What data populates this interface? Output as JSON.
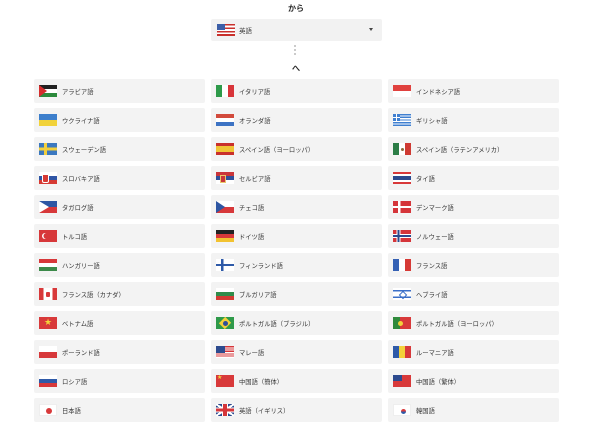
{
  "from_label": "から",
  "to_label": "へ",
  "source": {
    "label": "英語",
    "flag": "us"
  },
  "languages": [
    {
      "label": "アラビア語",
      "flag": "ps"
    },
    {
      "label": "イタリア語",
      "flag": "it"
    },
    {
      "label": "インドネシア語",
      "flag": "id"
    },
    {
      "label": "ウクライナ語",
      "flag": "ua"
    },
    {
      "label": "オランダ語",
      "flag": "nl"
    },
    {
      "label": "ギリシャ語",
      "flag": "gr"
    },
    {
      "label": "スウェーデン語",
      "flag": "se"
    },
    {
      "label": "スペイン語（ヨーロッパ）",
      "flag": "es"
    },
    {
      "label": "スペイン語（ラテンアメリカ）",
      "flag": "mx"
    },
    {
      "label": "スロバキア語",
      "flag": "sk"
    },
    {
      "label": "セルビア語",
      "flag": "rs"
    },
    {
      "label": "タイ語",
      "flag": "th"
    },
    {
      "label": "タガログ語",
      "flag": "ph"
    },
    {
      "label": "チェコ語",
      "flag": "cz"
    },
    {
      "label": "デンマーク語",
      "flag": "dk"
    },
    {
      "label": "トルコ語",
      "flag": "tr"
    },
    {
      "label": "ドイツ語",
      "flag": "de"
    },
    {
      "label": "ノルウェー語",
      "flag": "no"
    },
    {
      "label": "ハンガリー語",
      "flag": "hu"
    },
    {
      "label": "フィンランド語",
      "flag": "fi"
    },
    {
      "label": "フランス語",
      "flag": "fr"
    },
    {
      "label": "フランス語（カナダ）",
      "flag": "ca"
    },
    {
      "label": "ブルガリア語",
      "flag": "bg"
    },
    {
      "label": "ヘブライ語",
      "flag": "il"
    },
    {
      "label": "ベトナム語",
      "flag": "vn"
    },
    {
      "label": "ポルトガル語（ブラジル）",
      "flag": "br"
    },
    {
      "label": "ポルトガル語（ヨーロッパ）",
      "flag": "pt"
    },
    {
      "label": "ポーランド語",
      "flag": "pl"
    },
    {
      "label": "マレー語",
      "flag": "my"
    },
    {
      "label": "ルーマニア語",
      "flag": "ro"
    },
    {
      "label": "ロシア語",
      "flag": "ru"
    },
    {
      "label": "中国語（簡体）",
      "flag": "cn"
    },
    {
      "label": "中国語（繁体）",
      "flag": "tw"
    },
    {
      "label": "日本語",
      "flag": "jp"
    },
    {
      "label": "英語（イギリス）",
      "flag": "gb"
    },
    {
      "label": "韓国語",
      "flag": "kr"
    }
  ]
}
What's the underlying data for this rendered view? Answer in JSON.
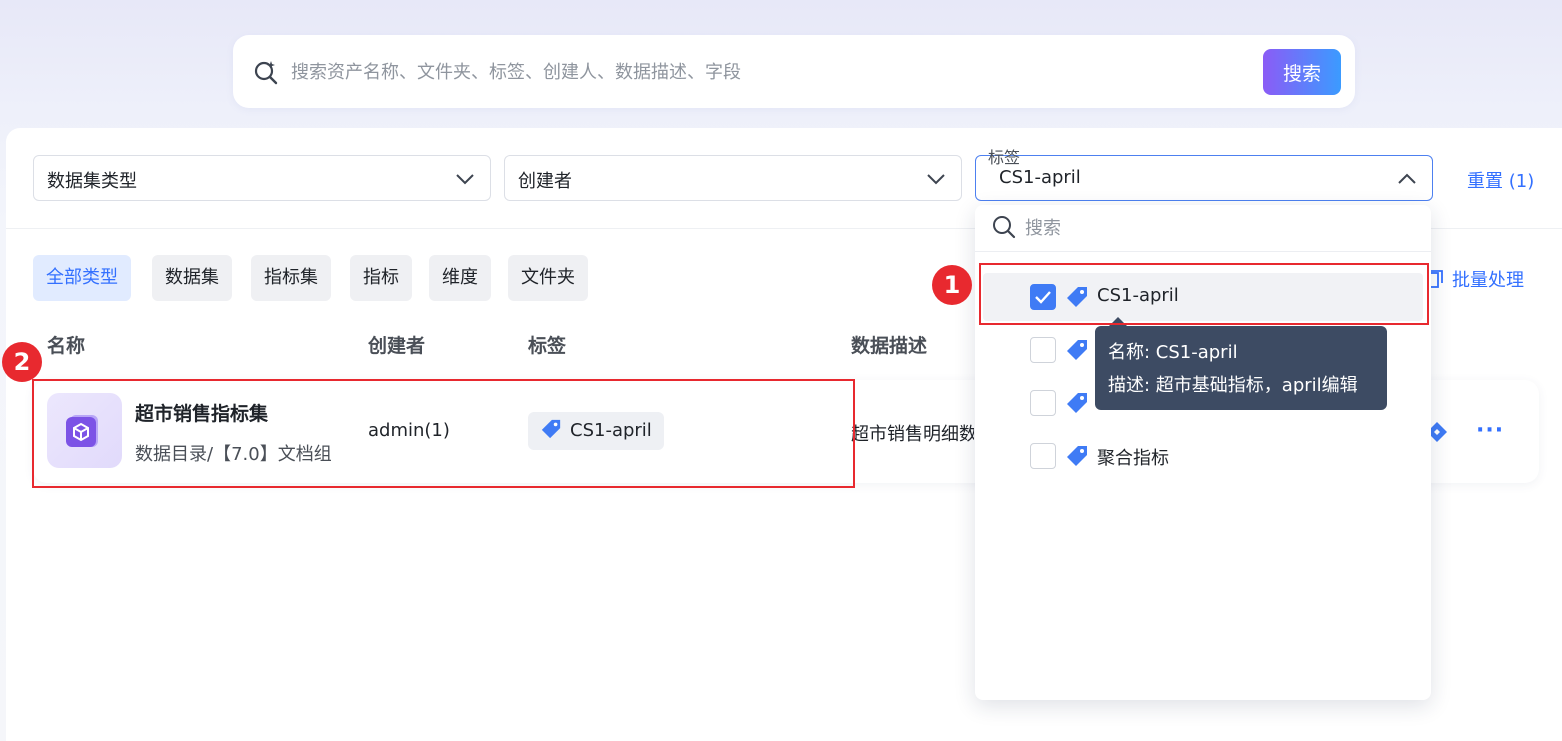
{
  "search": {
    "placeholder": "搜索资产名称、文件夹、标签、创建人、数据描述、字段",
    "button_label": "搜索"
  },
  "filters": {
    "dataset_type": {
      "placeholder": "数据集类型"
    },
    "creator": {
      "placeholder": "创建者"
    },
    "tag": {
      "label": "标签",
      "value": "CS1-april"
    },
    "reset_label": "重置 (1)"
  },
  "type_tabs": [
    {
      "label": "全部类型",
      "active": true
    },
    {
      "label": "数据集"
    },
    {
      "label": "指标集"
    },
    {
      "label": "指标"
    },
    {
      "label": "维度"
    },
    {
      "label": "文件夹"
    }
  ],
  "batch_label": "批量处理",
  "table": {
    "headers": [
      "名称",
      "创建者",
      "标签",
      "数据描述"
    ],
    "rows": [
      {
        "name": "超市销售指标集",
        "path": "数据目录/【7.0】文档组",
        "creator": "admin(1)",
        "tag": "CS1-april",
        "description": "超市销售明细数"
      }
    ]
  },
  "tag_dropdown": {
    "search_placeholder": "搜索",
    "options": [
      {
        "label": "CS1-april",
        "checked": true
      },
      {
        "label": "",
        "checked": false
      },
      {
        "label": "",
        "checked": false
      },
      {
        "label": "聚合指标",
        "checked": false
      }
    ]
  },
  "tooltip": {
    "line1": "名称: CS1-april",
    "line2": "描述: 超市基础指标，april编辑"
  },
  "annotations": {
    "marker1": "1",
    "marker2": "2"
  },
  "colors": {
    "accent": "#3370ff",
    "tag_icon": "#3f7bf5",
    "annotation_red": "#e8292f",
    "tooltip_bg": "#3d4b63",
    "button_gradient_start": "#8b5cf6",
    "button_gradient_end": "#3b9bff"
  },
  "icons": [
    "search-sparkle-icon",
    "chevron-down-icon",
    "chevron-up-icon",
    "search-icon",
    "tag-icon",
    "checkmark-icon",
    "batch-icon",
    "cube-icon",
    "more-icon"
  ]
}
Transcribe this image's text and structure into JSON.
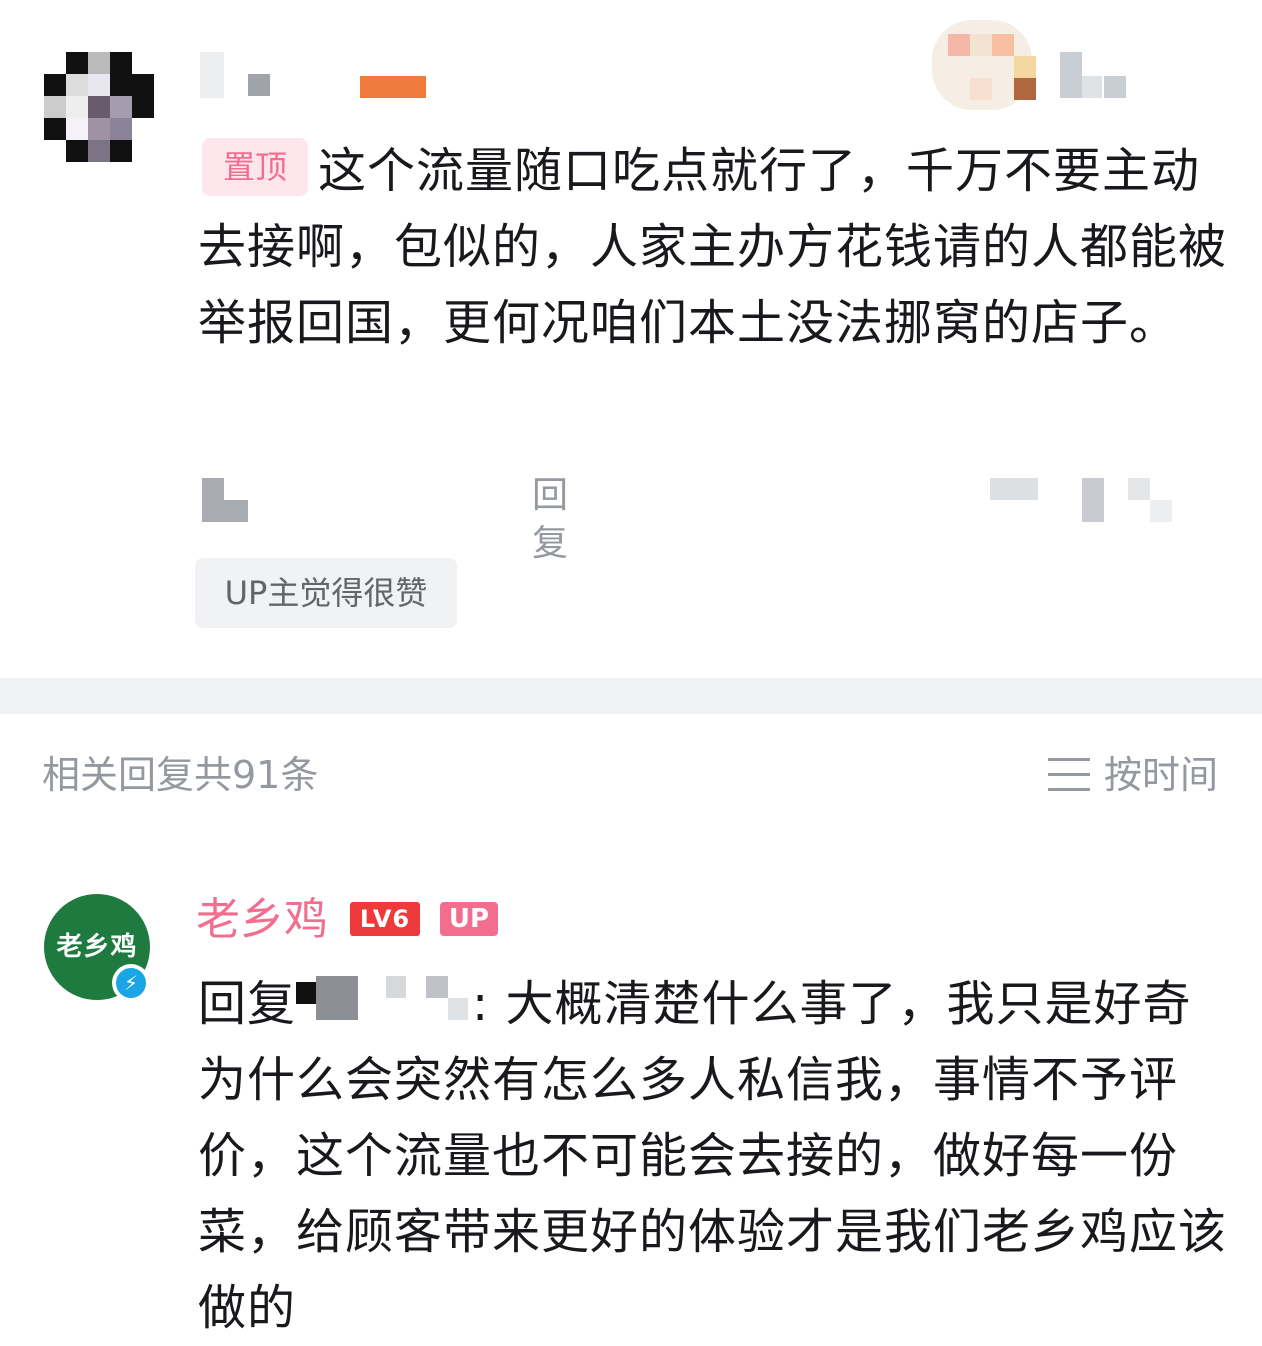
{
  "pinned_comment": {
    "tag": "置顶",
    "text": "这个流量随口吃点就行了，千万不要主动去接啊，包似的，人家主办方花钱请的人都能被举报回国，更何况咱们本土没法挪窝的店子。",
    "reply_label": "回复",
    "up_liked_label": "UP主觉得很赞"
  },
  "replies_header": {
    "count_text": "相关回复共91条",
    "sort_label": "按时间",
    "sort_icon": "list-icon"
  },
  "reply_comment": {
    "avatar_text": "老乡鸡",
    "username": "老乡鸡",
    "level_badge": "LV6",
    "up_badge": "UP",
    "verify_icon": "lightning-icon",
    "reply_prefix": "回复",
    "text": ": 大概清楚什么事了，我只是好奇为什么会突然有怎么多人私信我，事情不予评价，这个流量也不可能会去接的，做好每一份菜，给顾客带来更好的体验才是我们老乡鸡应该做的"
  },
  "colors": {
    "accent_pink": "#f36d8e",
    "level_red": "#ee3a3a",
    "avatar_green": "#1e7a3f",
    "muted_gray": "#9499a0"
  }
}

◇ ◇ ◇ ◇ ◇

All of the entries above should be duplicated exactly, except for the pictures.

Task result:
What data populates this interface? Output as JSON.
{
  "from_label": "から",
  "to_label": "へ",
  "source": {
    "label": "英語",
    "flag": "us"
  },
  "languages": [
    {
      "label": "アラビア語",
      "flag": "ps"
    },
    {
      "label": "イタリア語",
      "flag": "it"
    },
    {
      "label": "インドネシア語",
      "flag": "id"
    },
    {
      "label": "ウクライナ語",
      "flag": "ua"
    },
    {
      "label": "オランダ語",
      "flag": "nl"
    },
    {
      "label": "ギリシャ語",
      "flag": "gr"
    },
    {
      "label": "スウェーデン語",
      "flag": "se"
    },
    {
      "label": "スペイン語（ヨーロッパ）",
      "flag": "es"
    },
    {
      "label": "スペイン語（ラテンアメリカ）",
      "flag": "mx"
    },
    {
      "label": "スロバキア語",
      "flag": "sk"
    },
    {
      "label": "セルビア語",
      "flag": "rs"
    },
    {
      "label": "タイ語",
      "flag": "th"
    },
    {
      "label": "タガログ語",
      "flag": "ph"
    },
    {
      "label": "チェコ語",
      "flag": "cz"
    },
    {
      "label": "デンマーク語",
      "flag": "dk"
    },
    {
      "label": "トルコ語",
      "flag": "tr"
    },
    {
      "label": "ドイツ語",
      "flag": "de"
    },
    {
      "label": "ノルウェー語",
      "flag": "no"
    },
    {
      "label": "ハンガリー語",
      "flag": "hu"
    },
    {
      "label": "フィンランド語",
      "flag": "fi"
    },
    {
      "label": "フランス語",
      "flag": "fr"
    },
    {
      "label": "フランス語（カナダ）",
      "flag": "ca"
    },
    {
      "label": "ブルガリア語",
      "flag": "bg"
    },
    {
      "label": "ヘブライ語",
      "flag": "il"
    },
    {
      "label": "ベトナム語",
      "flag": "vn"
    },
    {
      "label": "ポルトガル語（ブラジル）",
      "flag": "br"
    },
    {
      "label": "ポルトガル語（ヨーロッパ）",
      "flag": "pt"
    },
    {
      "label": "ポーランド語",
      "flag": "pl"
    },
    {
      "label": "マレー語",
      "flag": "my"
    },
    {
      "label": "ルーマニア語",
      "flag": "ro"
    },
    {
      "label": "ロシア語",
      "flag": "ru"
    },
    {
      "label": "中国語（簡体）",
      "flag": "cn"
    },
    {
      "label": "中国語（繁体）",
      "flag": "tw"
    },
    {
      "label": "日本語",
      "flag": "jp"
    },
    {
      "label": "英語（イギリス）",
      "flag": "gb"
    },
    {
      "label": "韓国語",
      "flag": "kr"
    }
  ]
}
What's the underlying data for this rendered view? Answer in JSON.
{
  "search": {
    "placeholder": "搜索资产名称、文件夹、标签、创建人、数据描述、字段",
    "button_label": "搜索"
  },
  "filters": {
    "dataset_type": {
      "placeholder": "数据集类型"
    },
    "creator": {
      "placeholder": "创建者"
    },
    "tag": {
      "label": "标签",
      "value": "CS1-april"
    },
    "reset_label": "重置 (1)"
  },
  "type_tabs": [
    {
      "label": "全部类型",
      "active": true
    },
    {
      "label": "数据集"
    },
    {
      "label": "指标集"
    },
    {
      "label": "指标"
    },
    {
      "label": "维度"
    },
    {
      "label": "文件夹"
    }
  ],
  "batch_label": "批量处理",
  "table": {
    "headers": [
      "名称",
      "创建者",
      "标签",
      "数据描述"
    ],
    "rows": [
      {
        "name": "超市销售指标集",
        "path": "数据目录/【7.0】文档组",
        "creator": "admin(1)",
        "tag": "CS1-april",
        "description": "超市销售明细数"
      }
    ]
  },
  "tag_dropdown": {
    "search_placeholder": "搜索",
    "options": [
      {
        "label": "CS1-april",
        "checked": true
      },
      {
        "label": "",
        "checked": false
      },
      {
        "label": "",
        "checked": false
      },
      {
        "label": "聚合指标",
        "checked": false
      }
    ]
  },
  "tooltip": {
    "line1": "名称: CS1-april",
    "line2": "描述: 超市基础指标，april编辑"
  },
  "annotations": {
    "marker1": "1",
    "marker2": "2"
  },
  "colors": {
    "accent": "#3370ff",
    "tag_icon": "#3f7bf5",
    "annotation_red": "#e8292f",
    "tooltip_bg": "#3d4b63",
    "button_gradient_start": "#8b5cf6",
    "button_gradient_end": "#3b9bff"
  },
  "icons": [
    "search-sparkle-icon",
    "chevron-down-icon",
    "chevron-up-icon",
    "search-icon",
    "tag-icon",
    "checkmark-icon",
    "batch-icon",
    "cube-icon",
    "more-icon"
  ]
}
Transcribe this image's text and structure into JSON.
{
  "pinned_comment": {
    "tag": "置顶",
    "text": "这个流量随口吃点就行了，千万不要主动去接啊，包似的，人家主办方花钱请的人都能被举报回国，更何况咱们本土没法挪窝的店子。",
    "reply_label": "回复",
    "up_liked_label": "UP主觉得很赞"
  },
  "replies_header": {
    "count_text": "相关回复共91条",
    "sort_label": "按时间",
    "sort_icon": "list-icon"
  },
  "reply_comment": {
    "avatar_text": "老乡鸡",
    "username": "老乡鸡",
    "level_badge": "LV6",
    "up_badge": "UP",
    "verify_icon": "lightning-icon",
    "reply_prefix": "回复",
    "text": ": 大概清楚什么事了，我只是好奇为什么会突然有怎么多人私信我，事情不予评价，这个流量也不可能会去接的，做好每一份菜，给顾客带来更好的体验才是我们老乡鸡应该做的"
  },
  "colors": {
    "accent_pink": "#f36d8e",
    "level_red": "#ee3a3a",
    "avatar_green": "#1e7a3f",
    "muted_gray": "#9499a0"
  }
}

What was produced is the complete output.